## START Given records

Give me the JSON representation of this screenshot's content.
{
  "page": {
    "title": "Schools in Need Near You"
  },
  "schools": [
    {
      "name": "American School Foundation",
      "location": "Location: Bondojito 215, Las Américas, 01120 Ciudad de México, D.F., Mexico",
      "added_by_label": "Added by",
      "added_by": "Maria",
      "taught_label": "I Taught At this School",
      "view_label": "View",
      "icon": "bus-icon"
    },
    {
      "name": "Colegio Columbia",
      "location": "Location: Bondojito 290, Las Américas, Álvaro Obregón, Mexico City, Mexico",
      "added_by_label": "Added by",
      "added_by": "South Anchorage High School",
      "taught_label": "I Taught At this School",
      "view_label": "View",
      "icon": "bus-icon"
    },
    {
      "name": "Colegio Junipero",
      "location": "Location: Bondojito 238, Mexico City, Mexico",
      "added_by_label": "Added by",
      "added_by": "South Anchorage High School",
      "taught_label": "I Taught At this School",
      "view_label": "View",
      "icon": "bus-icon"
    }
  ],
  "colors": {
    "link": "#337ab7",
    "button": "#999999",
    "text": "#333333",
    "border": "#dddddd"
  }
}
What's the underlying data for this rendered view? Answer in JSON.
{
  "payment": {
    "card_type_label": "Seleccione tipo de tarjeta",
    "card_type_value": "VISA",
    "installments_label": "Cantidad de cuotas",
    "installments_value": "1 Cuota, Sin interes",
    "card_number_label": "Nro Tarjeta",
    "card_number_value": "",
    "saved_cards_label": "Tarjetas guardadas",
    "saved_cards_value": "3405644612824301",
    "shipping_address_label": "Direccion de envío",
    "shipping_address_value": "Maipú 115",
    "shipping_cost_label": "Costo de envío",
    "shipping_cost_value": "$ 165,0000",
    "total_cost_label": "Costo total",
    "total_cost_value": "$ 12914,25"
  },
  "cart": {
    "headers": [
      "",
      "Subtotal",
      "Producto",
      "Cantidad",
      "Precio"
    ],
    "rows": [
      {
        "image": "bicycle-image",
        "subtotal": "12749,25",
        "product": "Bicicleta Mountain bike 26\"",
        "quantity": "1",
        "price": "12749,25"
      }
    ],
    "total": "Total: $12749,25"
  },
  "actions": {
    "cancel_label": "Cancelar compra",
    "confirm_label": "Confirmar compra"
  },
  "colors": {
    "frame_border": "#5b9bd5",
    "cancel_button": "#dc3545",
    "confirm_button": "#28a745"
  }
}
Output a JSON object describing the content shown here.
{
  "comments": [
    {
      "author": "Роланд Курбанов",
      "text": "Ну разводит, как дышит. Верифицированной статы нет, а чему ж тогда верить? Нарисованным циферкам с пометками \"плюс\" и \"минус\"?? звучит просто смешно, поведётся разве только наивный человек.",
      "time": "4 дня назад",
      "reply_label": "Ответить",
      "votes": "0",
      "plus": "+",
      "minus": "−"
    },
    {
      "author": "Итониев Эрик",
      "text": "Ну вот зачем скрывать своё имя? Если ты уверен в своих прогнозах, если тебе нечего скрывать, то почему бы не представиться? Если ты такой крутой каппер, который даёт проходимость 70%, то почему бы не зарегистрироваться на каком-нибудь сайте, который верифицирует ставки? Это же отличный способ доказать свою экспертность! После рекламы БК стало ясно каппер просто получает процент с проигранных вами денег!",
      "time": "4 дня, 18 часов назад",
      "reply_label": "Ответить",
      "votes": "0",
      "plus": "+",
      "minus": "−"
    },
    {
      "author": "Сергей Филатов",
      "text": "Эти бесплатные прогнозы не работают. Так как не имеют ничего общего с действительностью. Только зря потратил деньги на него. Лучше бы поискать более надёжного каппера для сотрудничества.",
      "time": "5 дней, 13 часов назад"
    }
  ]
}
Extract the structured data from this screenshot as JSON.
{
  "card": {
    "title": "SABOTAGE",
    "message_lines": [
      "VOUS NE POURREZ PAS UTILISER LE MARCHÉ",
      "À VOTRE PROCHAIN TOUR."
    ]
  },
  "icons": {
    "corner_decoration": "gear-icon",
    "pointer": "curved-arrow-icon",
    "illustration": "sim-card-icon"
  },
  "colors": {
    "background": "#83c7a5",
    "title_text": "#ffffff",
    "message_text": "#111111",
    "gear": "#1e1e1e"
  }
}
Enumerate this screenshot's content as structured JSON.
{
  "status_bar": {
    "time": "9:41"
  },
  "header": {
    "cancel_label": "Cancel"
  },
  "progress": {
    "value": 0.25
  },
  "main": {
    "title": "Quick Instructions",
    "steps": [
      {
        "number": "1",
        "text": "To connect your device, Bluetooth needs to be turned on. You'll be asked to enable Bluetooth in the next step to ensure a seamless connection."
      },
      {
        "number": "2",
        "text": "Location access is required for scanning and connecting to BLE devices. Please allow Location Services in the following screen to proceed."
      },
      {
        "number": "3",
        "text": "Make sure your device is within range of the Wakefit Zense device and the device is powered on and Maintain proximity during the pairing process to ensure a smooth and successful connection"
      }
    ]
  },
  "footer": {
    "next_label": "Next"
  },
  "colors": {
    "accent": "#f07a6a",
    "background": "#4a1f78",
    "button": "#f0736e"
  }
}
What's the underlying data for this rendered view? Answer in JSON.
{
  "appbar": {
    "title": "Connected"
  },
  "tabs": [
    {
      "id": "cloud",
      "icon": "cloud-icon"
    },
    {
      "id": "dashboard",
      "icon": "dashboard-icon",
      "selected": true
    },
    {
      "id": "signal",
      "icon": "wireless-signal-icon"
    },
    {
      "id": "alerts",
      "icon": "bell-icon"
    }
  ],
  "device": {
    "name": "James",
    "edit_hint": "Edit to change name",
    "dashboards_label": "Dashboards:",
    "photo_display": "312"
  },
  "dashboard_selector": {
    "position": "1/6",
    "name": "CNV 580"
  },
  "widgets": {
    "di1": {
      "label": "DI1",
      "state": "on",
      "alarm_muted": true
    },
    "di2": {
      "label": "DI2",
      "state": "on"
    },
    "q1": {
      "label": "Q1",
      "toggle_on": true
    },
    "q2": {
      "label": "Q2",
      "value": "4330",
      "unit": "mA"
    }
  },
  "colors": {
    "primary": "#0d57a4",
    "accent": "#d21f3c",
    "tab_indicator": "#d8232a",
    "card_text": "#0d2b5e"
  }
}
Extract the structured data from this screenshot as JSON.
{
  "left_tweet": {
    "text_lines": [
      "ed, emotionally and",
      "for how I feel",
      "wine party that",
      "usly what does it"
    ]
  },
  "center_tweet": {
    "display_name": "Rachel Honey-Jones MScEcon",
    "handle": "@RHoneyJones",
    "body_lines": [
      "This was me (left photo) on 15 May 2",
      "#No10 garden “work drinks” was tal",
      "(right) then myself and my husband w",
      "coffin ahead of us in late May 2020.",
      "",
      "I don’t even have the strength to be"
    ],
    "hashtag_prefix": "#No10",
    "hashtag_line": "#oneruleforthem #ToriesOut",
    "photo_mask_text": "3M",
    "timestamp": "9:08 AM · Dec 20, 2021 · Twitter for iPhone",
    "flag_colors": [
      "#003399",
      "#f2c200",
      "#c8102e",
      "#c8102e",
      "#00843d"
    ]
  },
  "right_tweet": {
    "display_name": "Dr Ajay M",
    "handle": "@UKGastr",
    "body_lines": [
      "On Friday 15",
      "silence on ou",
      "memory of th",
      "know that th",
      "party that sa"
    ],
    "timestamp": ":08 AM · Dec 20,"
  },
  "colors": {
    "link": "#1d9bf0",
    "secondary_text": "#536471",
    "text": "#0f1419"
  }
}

## END Given records

Scan the listing above. Gather each line that contains the word "connection".

Task solution
        "text": "To connect your device, Bluetooth needs to be turned on. You'll be asked to enable Bluetooth in the next step to ensure a seamless connection."
        "text": "Make sure your device is within range of the Wakefit Zense device and the device is powered on and Maintain proximity during the pairing process to ensure a smooth and successful connection"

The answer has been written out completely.